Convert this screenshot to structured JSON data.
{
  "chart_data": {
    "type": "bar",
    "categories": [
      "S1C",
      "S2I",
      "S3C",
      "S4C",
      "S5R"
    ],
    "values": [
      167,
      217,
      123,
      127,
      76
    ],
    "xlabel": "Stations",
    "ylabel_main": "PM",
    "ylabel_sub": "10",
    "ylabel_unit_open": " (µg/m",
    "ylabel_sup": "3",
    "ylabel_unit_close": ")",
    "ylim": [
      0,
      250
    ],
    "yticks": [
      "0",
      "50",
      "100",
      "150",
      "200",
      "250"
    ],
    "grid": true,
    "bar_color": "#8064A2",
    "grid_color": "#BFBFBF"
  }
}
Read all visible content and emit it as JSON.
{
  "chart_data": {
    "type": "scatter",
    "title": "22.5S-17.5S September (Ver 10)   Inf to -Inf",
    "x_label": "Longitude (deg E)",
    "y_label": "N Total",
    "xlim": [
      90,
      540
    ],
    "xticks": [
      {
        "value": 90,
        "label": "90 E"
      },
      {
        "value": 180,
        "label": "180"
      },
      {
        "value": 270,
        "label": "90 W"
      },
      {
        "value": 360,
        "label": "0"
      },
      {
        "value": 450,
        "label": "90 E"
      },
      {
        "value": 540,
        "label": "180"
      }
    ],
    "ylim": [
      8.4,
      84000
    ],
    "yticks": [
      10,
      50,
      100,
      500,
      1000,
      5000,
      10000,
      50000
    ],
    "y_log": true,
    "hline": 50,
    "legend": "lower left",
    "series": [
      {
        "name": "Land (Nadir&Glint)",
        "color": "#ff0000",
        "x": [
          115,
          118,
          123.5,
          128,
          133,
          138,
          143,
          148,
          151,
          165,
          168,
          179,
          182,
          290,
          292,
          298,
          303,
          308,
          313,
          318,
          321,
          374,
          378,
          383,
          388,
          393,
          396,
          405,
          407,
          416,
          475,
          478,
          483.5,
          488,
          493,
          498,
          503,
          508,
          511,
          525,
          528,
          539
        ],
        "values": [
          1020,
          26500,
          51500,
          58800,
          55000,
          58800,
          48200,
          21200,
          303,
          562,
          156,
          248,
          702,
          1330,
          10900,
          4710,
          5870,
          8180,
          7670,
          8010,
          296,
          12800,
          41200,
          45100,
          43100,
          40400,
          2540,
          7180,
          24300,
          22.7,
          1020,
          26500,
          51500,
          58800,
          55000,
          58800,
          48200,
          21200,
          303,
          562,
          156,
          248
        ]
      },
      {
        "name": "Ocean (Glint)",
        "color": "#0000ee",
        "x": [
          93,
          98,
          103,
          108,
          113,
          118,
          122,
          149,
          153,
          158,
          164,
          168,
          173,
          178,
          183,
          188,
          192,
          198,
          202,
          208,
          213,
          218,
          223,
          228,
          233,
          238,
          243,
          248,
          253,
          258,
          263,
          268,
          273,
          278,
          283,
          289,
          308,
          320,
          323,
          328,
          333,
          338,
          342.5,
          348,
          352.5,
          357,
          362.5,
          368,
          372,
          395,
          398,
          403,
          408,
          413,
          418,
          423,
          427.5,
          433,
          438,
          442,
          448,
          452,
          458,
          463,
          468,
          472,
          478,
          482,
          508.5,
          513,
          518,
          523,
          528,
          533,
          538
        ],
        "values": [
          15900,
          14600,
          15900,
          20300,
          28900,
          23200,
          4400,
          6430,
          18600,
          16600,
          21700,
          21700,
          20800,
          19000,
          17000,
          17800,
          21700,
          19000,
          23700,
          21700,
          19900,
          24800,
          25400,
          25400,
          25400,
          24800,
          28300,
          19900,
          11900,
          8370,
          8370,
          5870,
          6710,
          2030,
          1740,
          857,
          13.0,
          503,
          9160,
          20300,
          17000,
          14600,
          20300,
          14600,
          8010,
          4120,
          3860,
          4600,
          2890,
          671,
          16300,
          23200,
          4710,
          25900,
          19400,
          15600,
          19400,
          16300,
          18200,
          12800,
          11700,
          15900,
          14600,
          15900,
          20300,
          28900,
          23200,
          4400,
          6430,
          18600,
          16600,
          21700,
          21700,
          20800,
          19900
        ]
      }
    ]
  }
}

• • • • • • •

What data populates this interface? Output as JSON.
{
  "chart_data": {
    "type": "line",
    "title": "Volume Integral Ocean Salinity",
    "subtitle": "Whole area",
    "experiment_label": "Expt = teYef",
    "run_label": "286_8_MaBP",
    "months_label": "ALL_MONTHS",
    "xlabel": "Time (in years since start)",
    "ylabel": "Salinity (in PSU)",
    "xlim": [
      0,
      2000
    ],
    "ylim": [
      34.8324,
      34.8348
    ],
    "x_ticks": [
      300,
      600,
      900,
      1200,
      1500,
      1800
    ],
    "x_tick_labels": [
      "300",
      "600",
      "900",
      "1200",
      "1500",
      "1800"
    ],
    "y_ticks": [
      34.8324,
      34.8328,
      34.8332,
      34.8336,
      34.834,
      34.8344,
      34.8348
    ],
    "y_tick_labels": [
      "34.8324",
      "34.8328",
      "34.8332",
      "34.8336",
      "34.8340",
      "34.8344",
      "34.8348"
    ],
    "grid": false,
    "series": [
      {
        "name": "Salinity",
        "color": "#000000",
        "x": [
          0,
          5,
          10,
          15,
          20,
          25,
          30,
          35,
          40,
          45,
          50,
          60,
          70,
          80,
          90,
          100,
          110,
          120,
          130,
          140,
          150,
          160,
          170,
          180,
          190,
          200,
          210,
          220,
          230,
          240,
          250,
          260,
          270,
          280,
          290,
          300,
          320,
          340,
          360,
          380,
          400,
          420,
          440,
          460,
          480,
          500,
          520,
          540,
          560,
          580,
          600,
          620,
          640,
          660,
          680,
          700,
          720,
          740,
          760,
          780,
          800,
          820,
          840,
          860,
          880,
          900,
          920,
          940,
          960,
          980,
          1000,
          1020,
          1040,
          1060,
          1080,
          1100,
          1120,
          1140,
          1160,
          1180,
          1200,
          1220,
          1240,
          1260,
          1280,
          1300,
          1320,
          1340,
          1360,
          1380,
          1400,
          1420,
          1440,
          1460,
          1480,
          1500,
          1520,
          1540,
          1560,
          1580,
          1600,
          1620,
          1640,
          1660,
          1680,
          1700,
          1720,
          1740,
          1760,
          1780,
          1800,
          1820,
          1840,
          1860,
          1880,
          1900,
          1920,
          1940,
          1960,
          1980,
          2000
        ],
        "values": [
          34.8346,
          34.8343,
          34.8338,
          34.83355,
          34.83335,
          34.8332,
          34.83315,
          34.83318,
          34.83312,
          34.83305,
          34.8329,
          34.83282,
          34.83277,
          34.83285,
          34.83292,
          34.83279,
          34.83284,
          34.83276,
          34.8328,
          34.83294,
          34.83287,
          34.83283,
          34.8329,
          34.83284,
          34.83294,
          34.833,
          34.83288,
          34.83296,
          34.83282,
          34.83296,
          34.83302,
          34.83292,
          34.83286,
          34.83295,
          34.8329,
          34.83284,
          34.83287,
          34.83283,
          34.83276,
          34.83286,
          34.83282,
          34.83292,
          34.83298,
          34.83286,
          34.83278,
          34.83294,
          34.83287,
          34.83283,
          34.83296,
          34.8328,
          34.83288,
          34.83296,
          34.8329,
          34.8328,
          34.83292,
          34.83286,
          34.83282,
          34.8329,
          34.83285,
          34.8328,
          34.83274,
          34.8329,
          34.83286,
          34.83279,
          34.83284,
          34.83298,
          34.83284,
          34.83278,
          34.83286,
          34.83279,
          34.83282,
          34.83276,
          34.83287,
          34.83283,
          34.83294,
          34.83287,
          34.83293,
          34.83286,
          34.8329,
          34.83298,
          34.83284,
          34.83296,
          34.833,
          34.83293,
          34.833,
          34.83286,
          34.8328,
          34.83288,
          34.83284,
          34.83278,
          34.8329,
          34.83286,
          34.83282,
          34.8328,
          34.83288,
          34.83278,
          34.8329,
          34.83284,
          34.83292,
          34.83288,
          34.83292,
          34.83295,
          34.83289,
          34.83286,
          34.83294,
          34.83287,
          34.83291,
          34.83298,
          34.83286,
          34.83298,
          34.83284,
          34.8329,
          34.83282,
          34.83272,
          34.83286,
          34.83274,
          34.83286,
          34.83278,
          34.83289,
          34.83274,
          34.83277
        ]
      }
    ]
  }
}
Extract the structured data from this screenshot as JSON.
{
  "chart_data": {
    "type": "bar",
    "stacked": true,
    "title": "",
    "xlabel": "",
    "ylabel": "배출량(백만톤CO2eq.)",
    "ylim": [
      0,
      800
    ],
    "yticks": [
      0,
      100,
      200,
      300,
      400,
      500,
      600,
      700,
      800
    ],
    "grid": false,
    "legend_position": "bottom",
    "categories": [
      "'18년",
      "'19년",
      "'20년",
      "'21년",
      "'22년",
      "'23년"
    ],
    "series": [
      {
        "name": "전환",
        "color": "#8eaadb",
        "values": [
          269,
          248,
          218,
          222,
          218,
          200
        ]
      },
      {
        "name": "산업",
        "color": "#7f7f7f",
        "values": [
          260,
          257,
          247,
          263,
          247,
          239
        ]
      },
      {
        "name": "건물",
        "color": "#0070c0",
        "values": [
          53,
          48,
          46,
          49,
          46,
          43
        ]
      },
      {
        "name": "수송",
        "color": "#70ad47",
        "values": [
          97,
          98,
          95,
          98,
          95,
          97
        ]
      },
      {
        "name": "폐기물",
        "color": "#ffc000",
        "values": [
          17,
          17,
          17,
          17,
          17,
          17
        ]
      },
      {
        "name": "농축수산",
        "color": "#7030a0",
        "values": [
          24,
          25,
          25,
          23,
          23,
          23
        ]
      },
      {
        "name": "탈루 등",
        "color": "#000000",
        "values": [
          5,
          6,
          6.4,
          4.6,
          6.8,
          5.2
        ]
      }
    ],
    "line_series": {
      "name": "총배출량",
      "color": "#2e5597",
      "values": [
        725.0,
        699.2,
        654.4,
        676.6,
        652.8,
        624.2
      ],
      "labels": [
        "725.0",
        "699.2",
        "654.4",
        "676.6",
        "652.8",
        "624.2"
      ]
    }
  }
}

• • • • • • •

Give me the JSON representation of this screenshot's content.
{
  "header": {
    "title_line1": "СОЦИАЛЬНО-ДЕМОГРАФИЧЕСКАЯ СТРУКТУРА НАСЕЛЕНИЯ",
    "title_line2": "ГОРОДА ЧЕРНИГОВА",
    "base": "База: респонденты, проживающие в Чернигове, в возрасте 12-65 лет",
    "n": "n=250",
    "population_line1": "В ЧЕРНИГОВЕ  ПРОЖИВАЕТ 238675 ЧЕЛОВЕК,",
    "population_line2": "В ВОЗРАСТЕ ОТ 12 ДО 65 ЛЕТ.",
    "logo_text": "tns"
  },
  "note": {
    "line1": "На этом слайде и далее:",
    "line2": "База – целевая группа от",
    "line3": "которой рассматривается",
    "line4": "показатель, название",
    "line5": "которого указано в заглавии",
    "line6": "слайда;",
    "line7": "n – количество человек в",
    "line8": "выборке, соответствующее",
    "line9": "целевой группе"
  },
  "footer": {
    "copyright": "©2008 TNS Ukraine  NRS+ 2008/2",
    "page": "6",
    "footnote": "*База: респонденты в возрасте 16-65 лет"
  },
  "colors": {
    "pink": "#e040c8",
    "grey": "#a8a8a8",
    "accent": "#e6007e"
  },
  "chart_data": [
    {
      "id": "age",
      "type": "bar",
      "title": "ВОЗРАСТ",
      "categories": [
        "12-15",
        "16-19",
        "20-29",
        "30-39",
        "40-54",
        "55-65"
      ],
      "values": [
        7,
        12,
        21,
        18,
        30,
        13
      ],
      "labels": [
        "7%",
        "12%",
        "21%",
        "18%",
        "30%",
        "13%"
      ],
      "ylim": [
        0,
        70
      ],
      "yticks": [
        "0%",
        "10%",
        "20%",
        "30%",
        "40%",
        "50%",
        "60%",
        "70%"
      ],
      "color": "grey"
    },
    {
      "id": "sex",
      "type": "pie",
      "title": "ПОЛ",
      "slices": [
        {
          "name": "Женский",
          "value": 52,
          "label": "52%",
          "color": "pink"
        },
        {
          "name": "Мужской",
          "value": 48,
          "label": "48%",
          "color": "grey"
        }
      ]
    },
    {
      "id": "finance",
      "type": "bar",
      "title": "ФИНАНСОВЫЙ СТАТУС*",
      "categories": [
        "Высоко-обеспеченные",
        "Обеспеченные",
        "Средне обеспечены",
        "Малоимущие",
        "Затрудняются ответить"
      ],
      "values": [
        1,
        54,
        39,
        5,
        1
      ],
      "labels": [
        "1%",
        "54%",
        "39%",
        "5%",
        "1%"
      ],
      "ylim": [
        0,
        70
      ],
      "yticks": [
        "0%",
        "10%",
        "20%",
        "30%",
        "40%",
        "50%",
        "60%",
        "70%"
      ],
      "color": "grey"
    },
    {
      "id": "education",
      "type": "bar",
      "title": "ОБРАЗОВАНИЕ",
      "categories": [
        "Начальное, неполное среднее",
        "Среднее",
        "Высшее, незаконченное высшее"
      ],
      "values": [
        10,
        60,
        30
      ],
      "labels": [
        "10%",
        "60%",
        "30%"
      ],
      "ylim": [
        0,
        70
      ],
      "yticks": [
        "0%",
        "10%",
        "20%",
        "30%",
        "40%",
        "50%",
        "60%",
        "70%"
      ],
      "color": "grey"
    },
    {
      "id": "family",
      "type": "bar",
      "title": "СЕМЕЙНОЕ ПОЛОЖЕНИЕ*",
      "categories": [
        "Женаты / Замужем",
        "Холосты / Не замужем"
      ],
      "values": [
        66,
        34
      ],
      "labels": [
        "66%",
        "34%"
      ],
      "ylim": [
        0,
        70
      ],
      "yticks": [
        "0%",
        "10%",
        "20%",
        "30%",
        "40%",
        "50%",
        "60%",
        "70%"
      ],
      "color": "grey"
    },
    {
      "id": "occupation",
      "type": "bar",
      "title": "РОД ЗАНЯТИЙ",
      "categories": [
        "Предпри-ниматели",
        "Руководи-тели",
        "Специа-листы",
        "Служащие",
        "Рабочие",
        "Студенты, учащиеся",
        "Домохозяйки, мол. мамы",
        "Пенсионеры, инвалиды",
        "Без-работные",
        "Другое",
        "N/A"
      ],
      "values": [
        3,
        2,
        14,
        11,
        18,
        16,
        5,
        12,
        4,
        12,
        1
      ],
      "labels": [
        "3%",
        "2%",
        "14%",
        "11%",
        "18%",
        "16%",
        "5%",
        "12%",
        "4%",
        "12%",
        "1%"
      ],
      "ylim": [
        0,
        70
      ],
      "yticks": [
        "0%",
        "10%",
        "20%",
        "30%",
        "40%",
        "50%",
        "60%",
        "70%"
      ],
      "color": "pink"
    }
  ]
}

• • • • • • •

TASK DETAILS => Pick out the lines containing the string "structured".

IN RESPONSE =>
Convert this screenshot to structured JSON data.
Extract the structured data from this screenshot as JSON.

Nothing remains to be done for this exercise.